Scan the material below for the string "data", and copy every line where it shows up.
── PROVIDED RECORDS
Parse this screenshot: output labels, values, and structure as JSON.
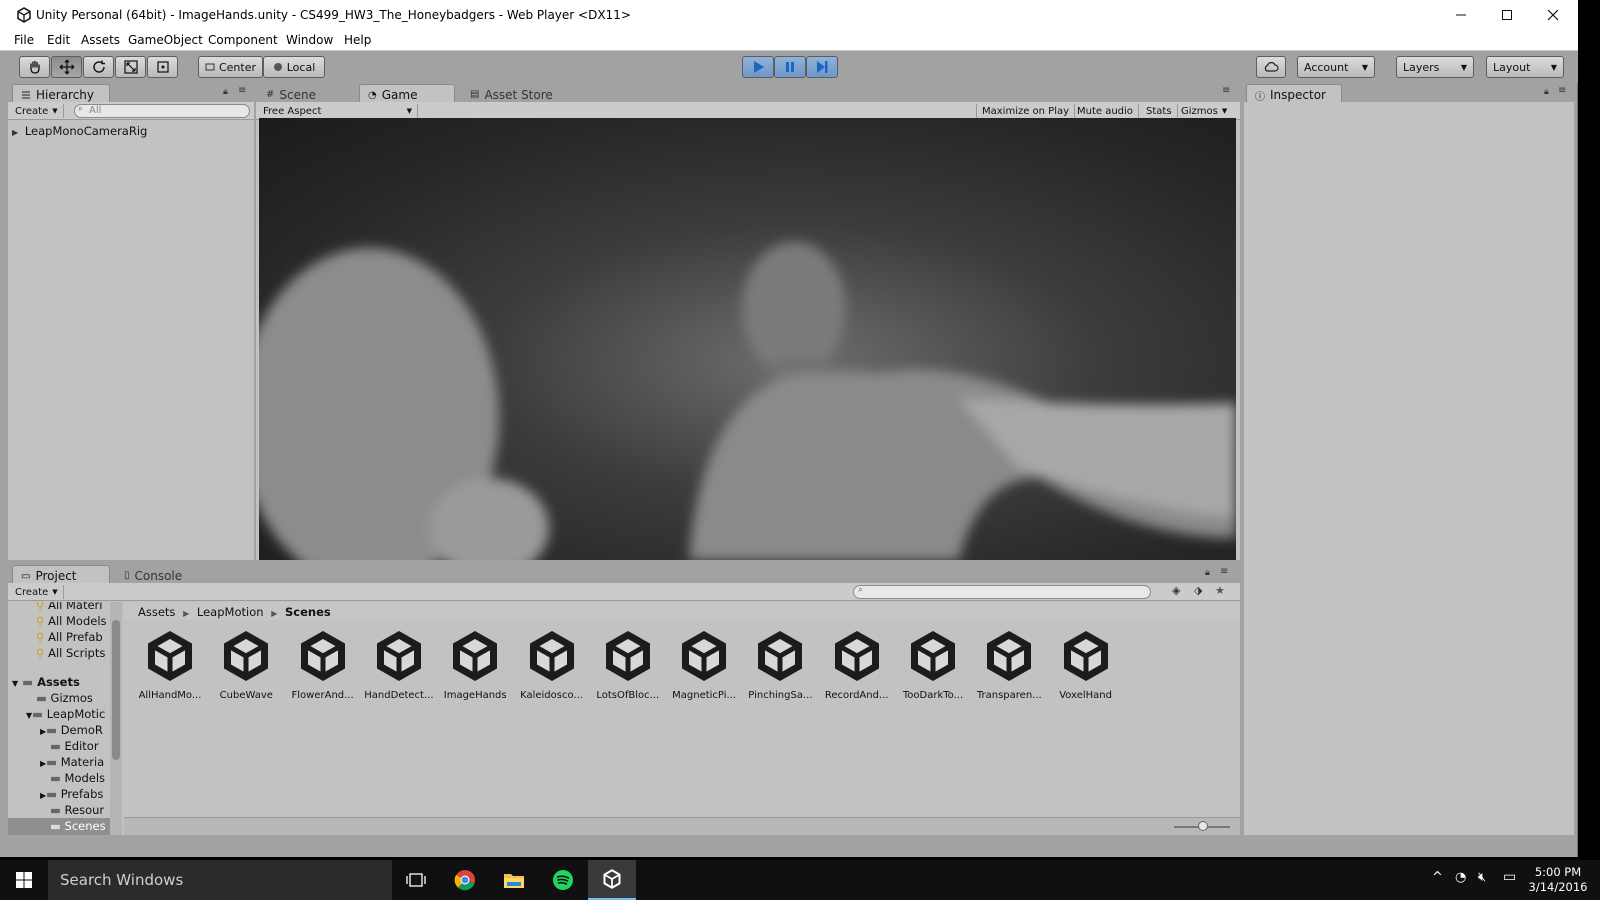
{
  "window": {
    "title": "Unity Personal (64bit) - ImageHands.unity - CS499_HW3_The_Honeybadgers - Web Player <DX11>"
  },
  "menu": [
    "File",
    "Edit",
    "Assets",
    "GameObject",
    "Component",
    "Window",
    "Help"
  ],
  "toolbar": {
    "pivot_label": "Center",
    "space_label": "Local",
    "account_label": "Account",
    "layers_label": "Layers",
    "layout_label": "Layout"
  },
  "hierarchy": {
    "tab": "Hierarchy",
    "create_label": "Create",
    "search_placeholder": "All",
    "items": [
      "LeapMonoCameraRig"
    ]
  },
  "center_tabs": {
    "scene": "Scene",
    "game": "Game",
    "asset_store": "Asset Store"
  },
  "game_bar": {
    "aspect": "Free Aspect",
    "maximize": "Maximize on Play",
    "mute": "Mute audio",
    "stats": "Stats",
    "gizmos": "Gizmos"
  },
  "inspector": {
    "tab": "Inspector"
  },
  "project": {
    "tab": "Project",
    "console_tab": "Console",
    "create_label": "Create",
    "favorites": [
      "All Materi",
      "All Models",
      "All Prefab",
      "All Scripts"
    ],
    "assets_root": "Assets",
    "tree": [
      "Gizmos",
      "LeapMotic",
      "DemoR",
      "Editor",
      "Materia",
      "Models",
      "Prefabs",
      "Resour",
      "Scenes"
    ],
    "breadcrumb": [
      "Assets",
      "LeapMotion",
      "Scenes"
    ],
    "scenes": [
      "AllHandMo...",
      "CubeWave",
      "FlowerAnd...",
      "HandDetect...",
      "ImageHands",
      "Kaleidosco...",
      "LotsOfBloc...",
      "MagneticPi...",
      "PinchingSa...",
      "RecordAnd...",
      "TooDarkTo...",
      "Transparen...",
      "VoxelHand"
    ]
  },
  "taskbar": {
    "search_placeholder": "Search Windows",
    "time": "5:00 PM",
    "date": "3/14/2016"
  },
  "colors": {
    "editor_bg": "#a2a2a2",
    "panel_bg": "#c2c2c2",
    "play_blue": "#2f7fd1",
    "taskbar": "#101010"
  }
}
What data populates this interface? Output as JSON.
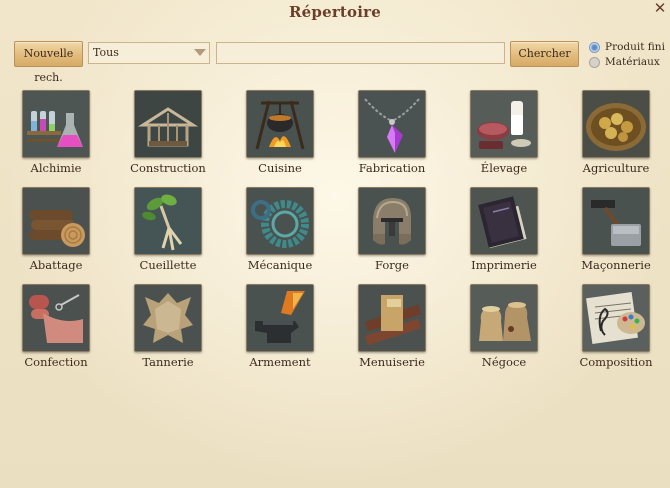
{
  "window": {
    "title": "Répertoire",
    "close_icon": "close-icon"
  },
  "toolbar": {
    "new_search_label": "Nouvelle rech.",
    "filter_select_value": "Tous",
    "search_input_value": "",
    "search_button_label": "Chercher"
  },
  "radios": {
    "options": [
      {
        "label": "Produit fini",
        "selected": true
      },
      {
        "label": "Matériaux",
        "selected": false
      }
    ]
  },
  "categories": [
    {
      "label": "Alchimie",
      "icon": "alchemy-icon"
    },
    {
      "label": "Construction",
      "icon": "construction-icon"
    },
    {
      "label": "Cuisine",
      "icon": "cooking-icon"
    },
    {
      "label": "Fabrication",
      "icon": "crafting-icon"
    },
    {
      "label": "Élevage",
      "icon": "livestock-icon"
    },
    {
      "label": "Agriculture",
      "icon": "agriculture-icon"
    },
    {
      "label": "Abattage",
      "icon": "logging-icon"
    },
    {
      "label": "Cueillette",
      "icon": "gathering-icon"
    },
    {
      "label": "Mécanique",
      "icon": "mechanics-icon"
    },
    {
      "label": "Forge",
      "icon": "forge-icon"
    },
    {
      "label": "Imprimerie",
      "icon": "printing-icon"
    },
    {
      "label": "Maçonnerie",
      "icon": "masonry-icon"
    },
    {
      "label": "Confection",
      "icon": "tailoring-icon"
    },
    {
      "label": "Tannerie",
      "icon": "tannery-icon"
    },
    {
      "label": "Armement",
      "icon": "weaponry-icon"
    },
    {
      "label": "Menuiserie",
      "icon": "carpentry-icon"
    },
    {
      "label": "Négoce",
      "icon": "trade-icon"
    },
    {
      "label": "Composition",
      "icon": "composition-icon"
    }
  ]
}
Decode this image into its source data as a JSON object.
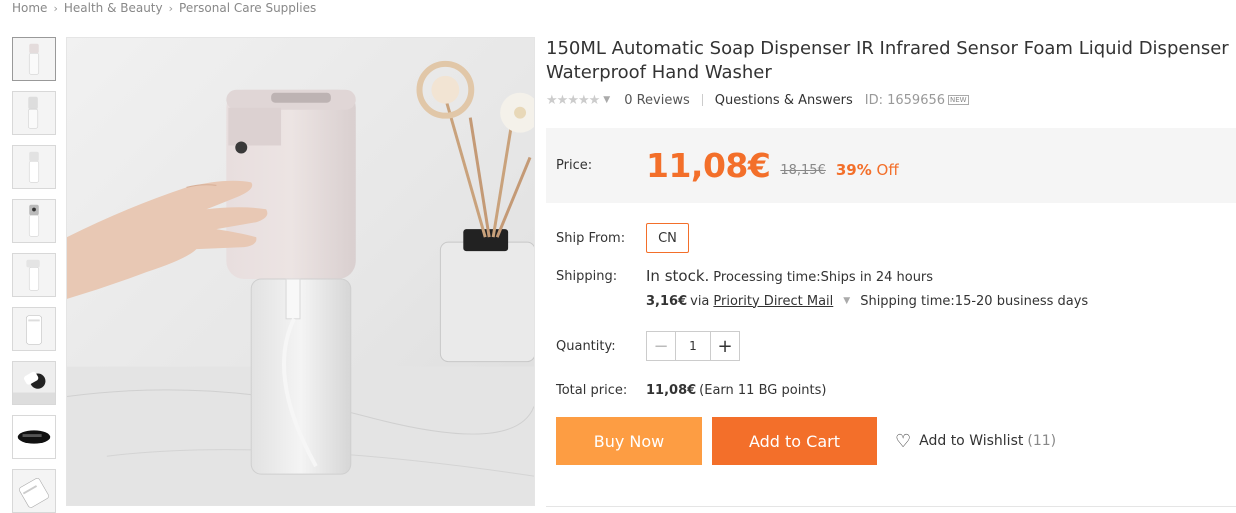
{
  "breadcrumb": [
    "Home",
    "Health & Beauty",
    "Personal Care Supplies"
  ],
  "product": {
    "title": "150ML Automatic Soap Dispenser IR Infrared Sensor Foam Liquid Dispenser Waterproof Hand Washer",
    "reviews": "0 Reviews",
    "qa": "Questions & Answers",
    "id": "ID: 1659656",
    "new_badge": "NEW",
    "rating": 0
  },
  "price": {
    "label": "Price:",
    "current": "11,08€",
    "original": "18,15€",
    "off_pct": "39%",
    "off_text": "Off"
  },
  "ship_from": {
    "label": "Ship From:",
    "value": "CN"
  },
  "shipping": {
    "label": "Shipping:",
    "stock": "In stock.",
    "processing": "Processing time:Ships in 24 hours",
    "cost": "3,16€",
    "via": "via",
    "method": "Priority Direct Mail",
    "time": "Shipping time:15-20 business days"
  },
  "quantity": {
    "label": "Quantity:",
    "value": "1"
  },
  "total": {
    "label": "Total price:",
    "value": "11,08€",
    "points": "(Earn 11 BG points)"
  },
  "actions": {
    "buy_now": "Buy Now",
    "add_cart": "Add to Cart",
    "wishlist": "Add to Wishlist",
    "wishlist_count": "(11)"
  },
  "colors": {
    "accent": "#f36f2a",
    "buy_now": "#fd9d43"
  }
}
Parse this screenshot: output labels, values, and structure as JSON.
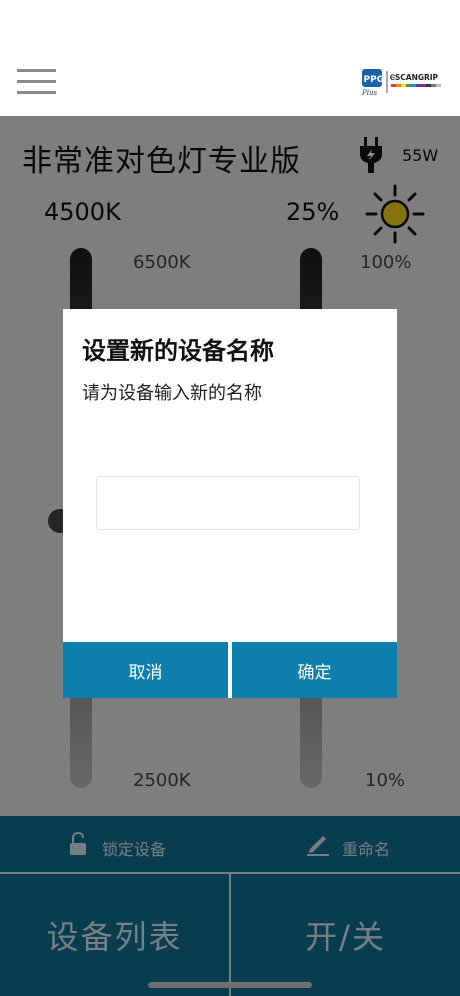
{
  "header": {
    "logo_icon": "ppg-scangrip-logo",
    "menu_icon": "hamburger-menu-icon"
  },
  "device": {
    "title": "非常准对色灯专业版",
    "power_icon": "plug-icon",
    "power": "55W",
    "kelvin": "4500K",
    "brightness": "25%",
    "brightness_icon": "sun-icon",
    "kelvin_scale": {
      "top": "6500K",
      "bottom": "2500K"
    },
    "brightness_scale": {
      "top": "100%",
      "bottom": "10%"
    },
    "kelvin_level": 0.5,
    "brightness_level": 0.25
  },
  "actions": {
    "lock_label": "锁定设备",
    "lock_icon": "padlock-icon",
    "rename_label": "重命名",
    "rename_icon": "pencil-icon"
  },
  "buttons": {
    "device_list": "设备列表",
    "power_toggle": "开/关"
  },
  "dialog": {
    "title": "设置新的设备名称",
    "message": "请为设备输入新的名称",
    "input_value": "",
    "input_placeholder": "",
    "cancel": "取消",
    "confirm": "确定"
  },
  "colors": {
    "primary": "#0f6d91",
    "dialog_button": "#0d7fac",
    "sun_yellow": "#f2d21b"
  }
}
────
*TASK ANSWER*:
What data populates this interface? Output as JSON.
Decode this image into its source data as a JSON object.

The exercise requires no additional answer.